(RECORDS SHOWN)

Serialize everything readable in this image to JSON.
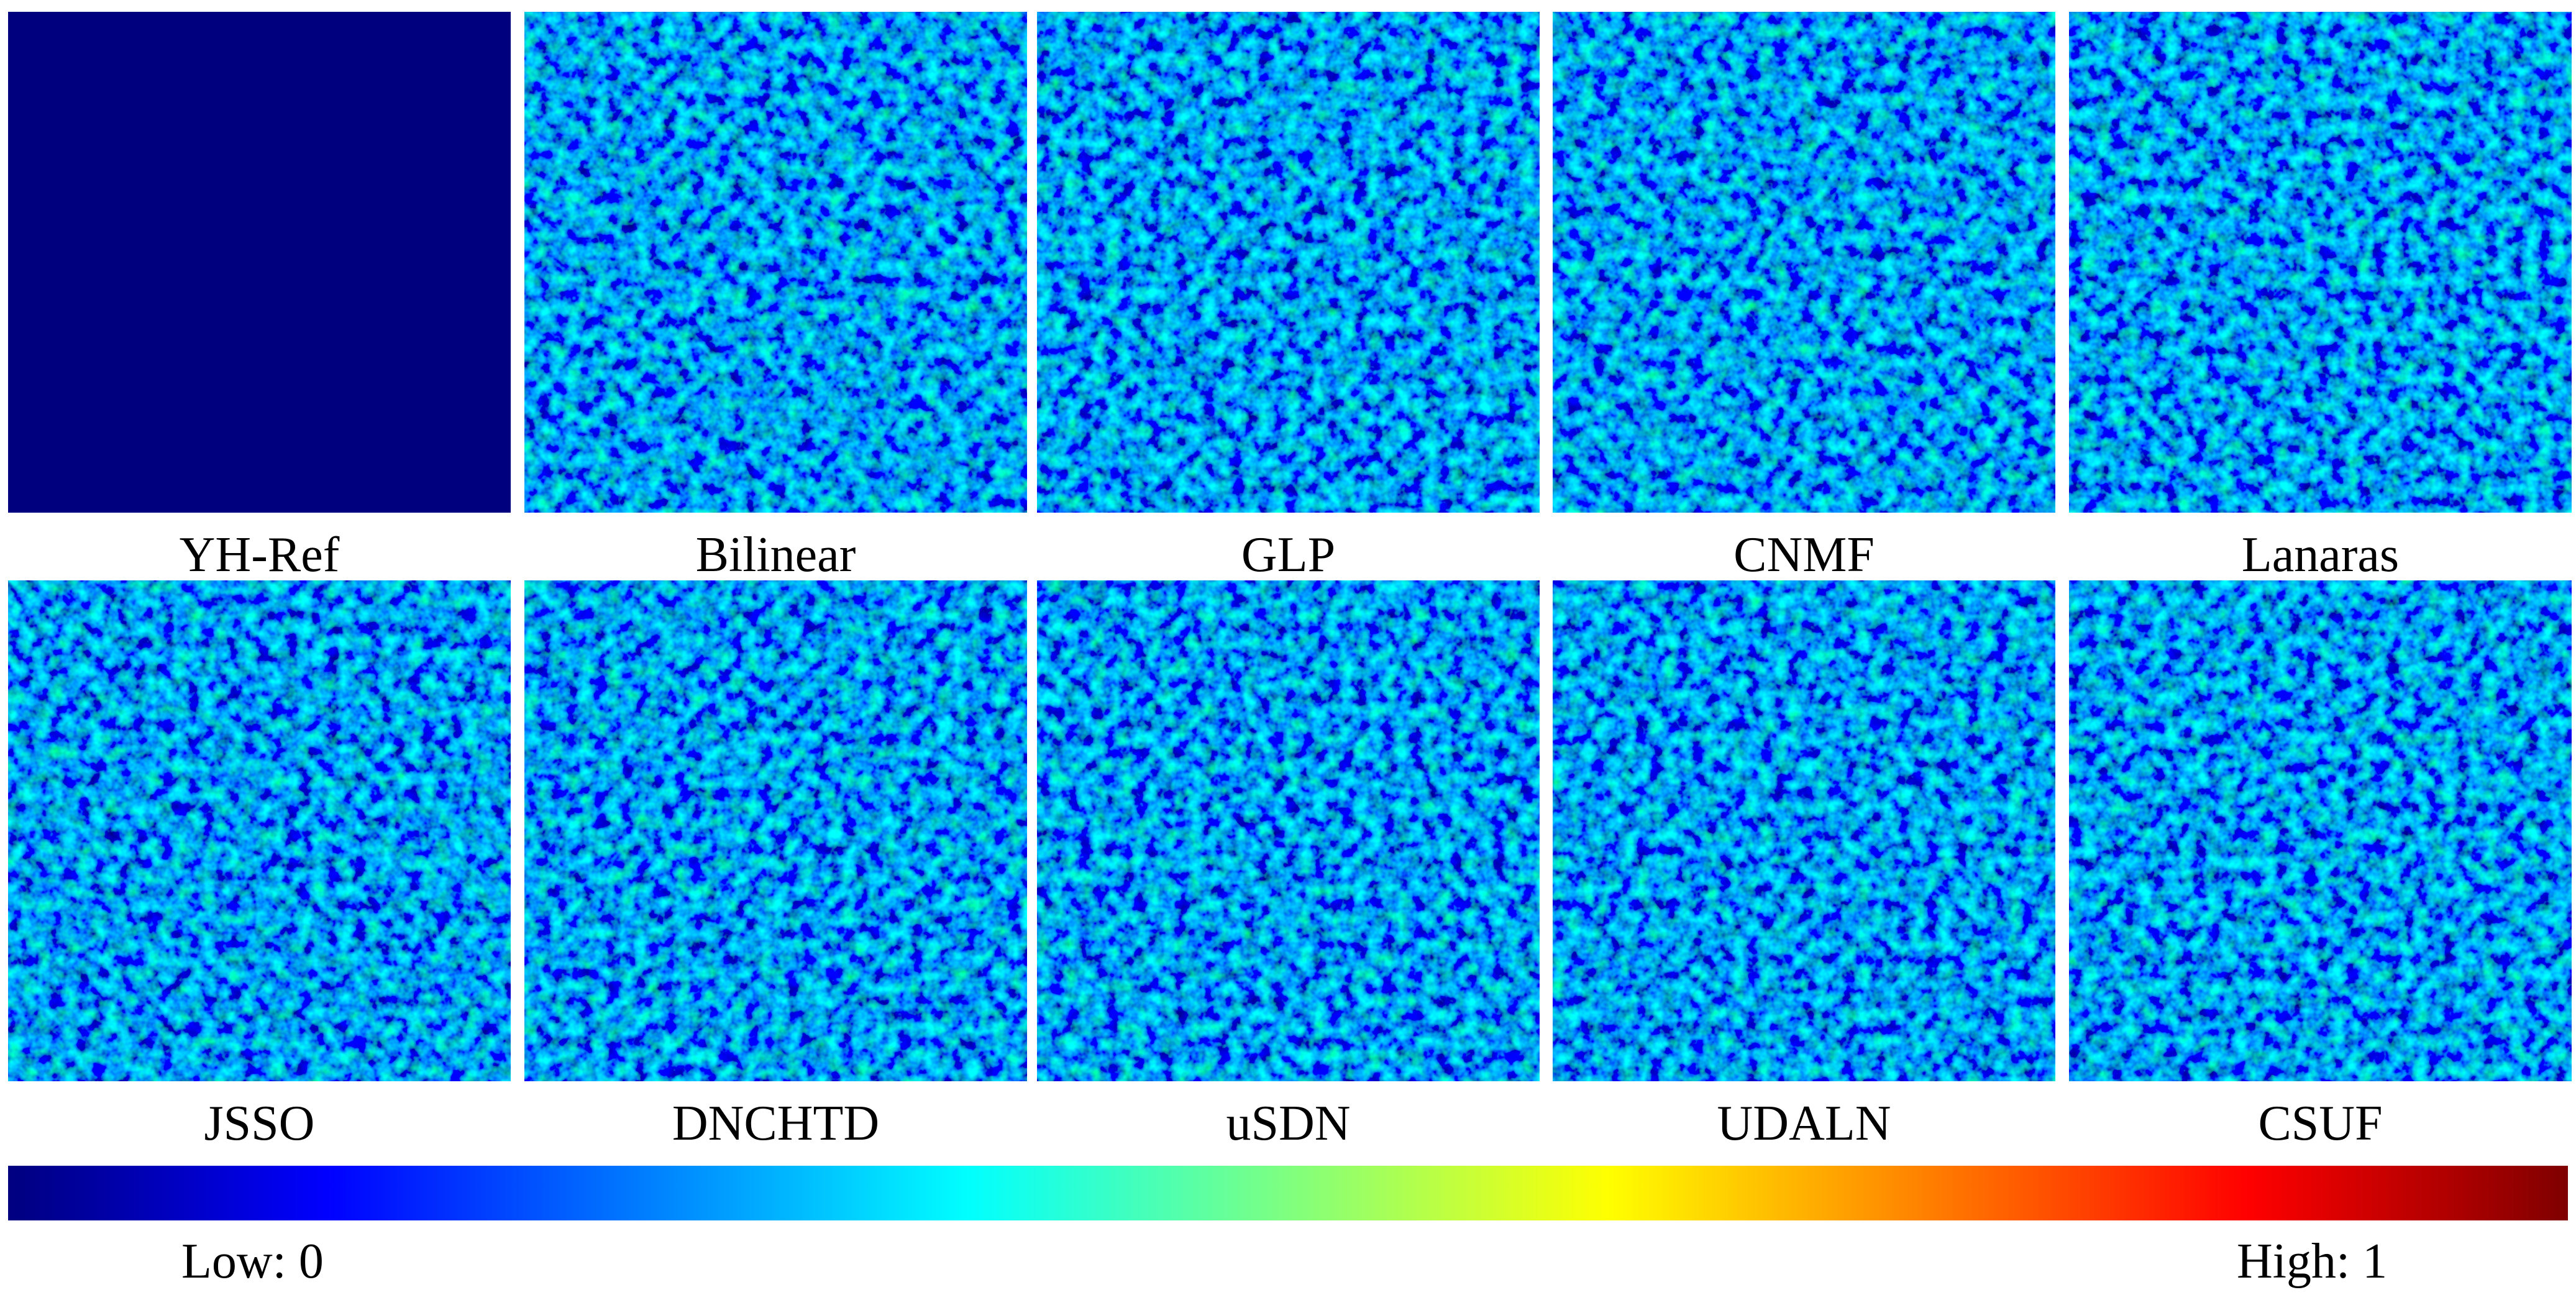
{
  "panels": [
    {
      "label": "YH-Ref"
    },
    {
      "label": "Bilinear"
    },
    {
      "label": "GLP"
    },
    {
      "label": "CNMF"
    },
    {
      "label": "Lanaras"
    },
    {
      "label": "JSSO"
    },
    {
      "label": "DNCHTD"
    },
    {
      "label": "uSDN"
    },
    {
      "label": "UDALN"
    },
    {
      "label": "CSUF"
    }
  ],
  "colorbar": {
    "low_label": "Low: 0",
    "high_label": "High: 1"
  }
}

(YOUR OBJECTIVE)
Every line above should be returned word for word, with the pictures left behind.

(OUTPUT OF THE TASK)
Serialize everything readable in this image to JSON.
{
  "panels": [
    {
      "label": "YH-Ref"
    },
    {
      "label": "Bilinear"
    },
    {
      "label": "GLP"
    },
    {
      "label": "CNMF"
    },
    {
      "label": "Lanaras"
    },
    {
      "label": "JSSO"
    },
    {
      "label": "DNCHTD"
    },
    {
      "label": "uSDN"
    },
    {
      "label": "UDALN"
    },
    {
      "label": "CSUF"
    }
  ],
  "colorbar": {
    "low_label": "Low: 0",
    "high_label": "High: 1"
  }
}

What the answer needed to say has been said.